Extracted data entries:
◆ ◆ ◆ ◆

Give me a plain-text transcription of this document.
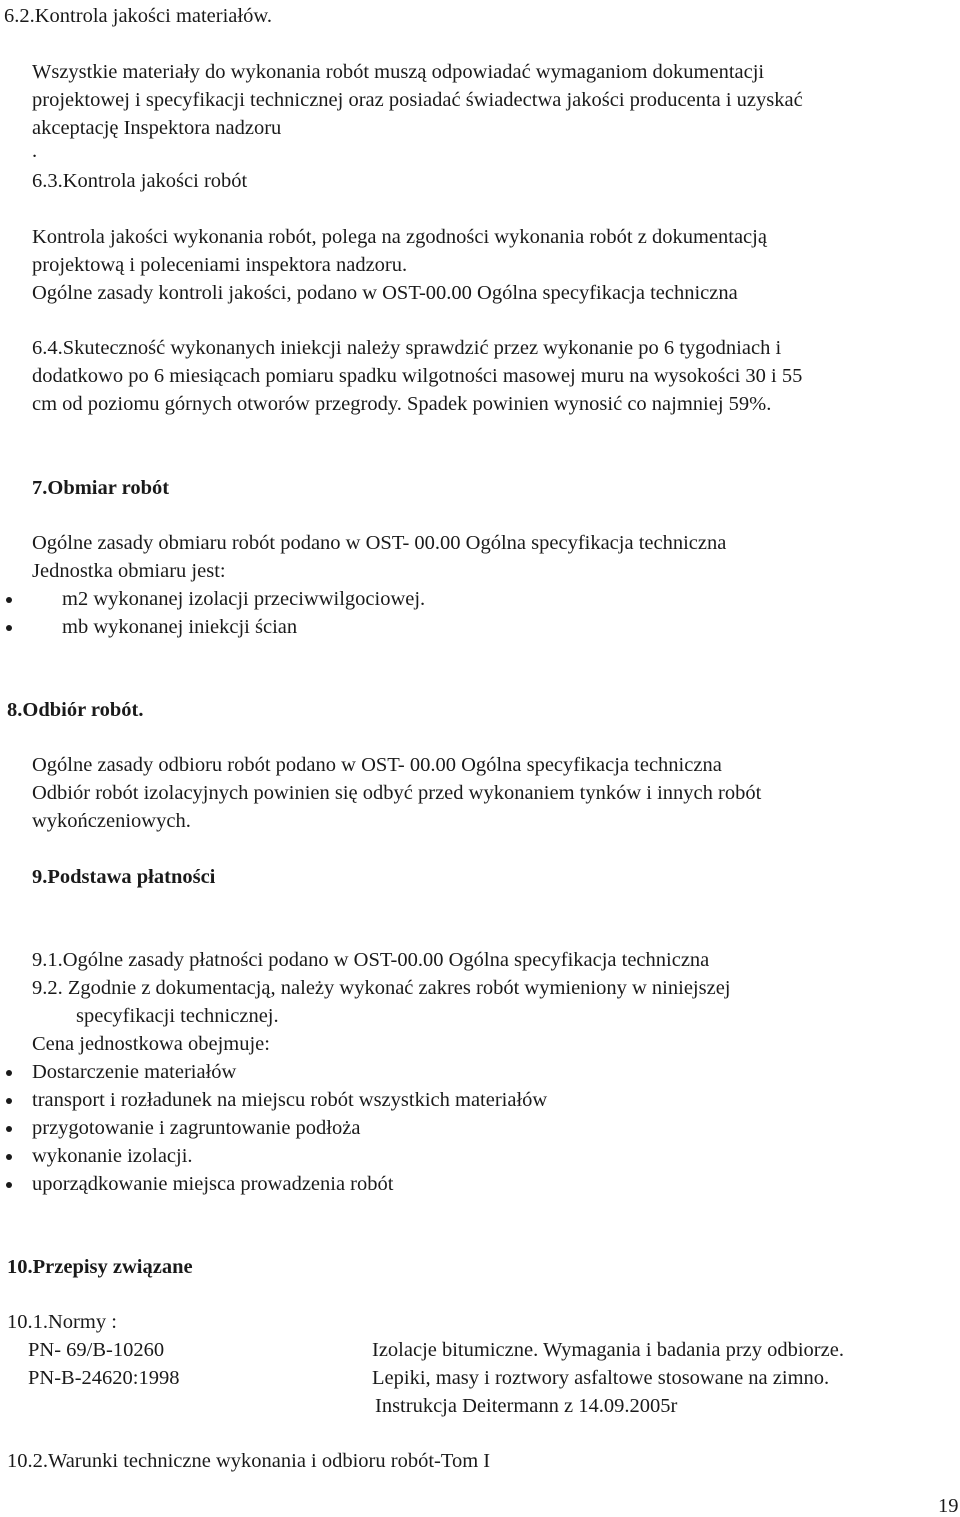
6.2.Kontrola jakości materiałów.
Wszystkie materiały do wykonania robót muszą odpowiadać wymaganiom dokumentacji
projektowej i specyfikacji technicznej oraz posiadać świadectwa jakości producenta i uzyskać
akceptację Inspektora nadzoru
.
6.3.Kontrola jakości robót
Kontrola jakości wykonania robót, polega na zgodności wykonania robót z dokumentacją
projektową i poleceniami inspektora nadzoru.
Ogólne zasady kontroli jakości, podano w OST-00.00 Ogólna specyfikacja techniczna
6.4.Skuteczność wykonanych iniekcji należy sprawdzić przez wykonanie po 6 tygodniach i
dodatkowo po 6 miesiącach pomiaru spadku wilgotności masowej muru na wysokości 30 i 55
cm od poziomu górnych otworów przegrody. Spadek powinien wynosić co najmniej 59%.
7.Obmiar robót
Ogólne zasady obmiaru robót podano w OST- 00.00 Ogólna specyfikacja techniczna
Jednostka obmiaru jest:
m2 wykonanej izolacji przeciwwilgociowej.
mb wykonanej iniekcji ścian
8.Odbiór robót.
Ogólne zasady odbioru robót podano w OST- 00.00 Ogólna specyfikacja techniczna
Odbiór robót izolacyjnych powinien się odbyć przed wykonaniem tynków i innych robót
wykończeniowych.
9.Podstawa płatności
9.1.Ogólne zasady płatności podano w OST-00.00 Ogólna specyfikacja techniczna
9.2. Zgodnie z dokumentacją, należy wykonać zakres robót wymieniony w niniejszej
specyfikacji technicznej.
Cena jednostkowa obejmuje:
Dostarczenie materiałów
transport i rozładunek na miejscu robót wszystkich materiałów
przygotowanie i zagruntowanie podłoża
wykonanie izolacji.
uporządkowanie miejsca prowadzenia robót
10.Przepisy związane
10.1.Normy :
PN- 69/B-10260	Izolacje bitumiczne. Wymagania i badania przy odbiorze.
PN-B-24620:1998	Lepiki, masy i roztwory asfaltowe stosowane na zimno.
Instrukcja Deitermann z 14.09.2005r
10.2.Warunki techniczne wykonania i odbioru robót-Tom I
19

◆ ◆ ◆ ◆

(REQUIREMENTS): Collect from the data above every line that includes "techniczna".

(EXERCISE OUTPUT):
Ogólne zasady kontroli jakości, podano w OST-00.00 Ogólna specyfikacja techniczna
Ogólne zasady obmiaru robót podano w OST- 00.00 Ogólna specyfikacja techniczna
Ogólne zasady odbioru robót podano w OST- 00.00 Ogólna specyfikacja techniczna
9.1.Ogólne zasady płatności podano w OST-00.00 Ogólna specyfikacja techniczna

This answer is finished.